Coprosma inopinata

Scientific classification
- Kingdom: Plantae
- Clade: Tracheophytes
- Clade: Angiosperms
- Clade: Eudicots
- Clade: Asterids
- Order: Gentianales
- Family: Rubiaceae
- Genus: Coprosma
- Species: C. inopinata
- Binomial name: Coprosma inopinata I.Hutton & P.S.Green

= Coprosma inopinata =

- Genus: Coprosma
- Species: inopinata
- Authority: I.Hutton & P.S.Green

Species of plant

 Coprosma inopinata is a flowering plant in the family Rubiaceae. The specific epithet comes from the Latin inopinus (“unexpected”), because it was discovered unexpectedly in 1989, proving to be yet another species of Coprosma that was endemic to Lord Howe Island.

- Problems and tasks -
**A.** Revise the part of the Coprosma inopinata entry that opens with "Coprosma inopinata is" and closes with "Lord Howe Island.", replacing "discovered" with "found".
**B.** Please pick up the Coprosma inopinata entry after its last sentence and continue it.

(Data records)

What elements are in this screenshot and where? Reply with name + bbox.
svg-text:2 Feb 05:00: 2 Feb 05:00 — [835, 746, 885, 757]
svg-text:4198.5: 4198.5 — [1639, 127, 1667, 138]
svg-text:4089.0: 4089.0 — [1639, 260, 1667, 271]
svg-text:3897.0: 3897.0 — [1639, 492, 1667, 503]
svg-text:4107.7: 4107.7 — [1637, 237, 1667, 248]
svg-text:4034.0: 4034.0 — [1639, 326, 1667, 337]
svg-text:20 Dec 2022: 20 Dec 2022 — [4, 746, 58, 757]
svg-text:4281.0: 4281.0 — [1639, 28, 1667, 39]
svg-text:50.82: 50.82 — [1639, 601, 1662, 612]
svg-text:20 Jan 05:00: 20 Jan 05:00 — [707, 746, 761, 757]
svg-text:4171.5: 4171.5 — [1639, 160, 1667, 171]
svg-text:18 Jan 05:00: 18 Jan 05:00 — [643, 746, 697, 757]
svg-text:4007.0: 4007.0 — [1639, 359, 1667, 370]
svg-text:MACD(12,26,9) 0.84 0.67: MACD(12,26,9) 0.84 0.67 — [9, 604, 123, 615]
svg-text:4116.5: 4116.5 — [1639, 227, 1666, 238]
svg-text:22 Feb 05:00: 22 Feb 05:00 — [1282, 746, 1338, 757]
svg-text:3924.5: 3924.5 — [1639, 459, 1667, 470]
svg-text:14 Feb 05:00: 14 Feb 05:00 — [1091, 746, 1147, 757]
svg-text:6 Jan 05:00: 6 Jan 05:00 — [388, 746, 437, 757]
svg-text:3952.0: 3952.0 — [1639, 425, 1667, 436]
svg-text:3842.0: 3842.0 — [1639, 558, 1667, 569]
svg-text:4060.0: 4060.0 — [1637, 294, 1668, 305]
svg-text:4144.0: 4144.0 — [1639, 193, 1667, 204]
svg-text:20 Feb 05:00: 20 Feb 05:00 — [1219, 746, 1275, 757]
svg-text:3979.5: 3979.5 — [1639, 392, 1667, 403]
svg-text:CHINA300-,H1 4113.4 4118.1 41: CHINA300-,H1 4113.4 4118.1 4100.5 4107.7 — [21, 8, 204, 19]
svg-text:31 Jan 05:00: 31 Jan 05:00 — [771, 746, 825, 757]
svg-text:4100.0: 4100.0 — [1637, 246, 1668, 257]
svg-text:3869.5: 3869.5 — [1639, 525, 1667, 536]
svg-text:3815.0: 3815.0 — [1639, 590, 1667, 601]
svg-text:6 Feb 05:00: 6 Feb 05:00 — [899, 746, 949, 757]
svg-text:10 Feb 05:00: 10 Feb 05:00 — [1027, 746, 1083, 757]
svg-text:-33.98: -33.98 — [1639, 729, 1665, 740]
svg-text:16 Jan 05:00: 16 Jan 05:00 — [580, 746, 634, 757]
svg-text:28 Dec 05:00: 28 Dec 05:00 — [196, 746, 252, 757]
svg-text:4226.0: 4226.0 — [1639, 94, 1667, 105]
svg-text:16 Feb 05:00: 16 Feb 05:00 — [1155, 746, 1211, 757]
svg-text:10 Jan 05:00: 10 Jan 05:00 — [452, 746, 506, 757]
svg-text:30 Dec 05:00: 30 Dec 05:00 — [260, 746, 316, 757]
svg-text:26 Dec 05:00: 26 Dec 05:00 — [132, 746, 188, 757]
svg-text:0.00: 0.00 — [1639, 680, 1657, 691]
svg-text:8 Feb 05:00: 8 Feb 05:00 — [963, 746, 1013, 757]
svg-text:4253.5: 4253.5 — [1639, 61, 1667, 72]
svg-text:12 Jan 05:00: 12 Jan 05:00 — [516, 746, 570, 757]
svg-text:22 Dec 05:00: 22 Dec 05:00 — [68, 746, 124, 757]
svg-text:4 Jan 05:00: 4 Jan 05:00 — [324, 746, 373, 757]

- Per-task answers -
**A.**
Coprosma inopinata is a flowering plant in the family Rubiaceae. The specific epithet comes from the Latin inopinus (“unexpected”), because it was found unexpectedly in 1989, proving to be yet another species of Coprosma that was endemic to Lord Howe Island.

**B.**
==Description==
It is a compact shrub, scrambling or prostrate, with shoots extending to 50 cm in height. The broadly lanceolate to elliptic leaves are 7–13 mm long, 3–6 mm wide. The small flowers, crowded between leaf and stem, are green with purple edges and 6–9 mm long. The fleshy, egg-shaped, orange fruits are 6 mm long. The flowering season is from October to November.

==Distribution and habitat==
The species is endemic to Australia's subtropical Lord Howe Island in the Tasman Sea. It is rare and has only been recorded at or around the summits of Mounts Lidgbird and Gower at the southern end of the island.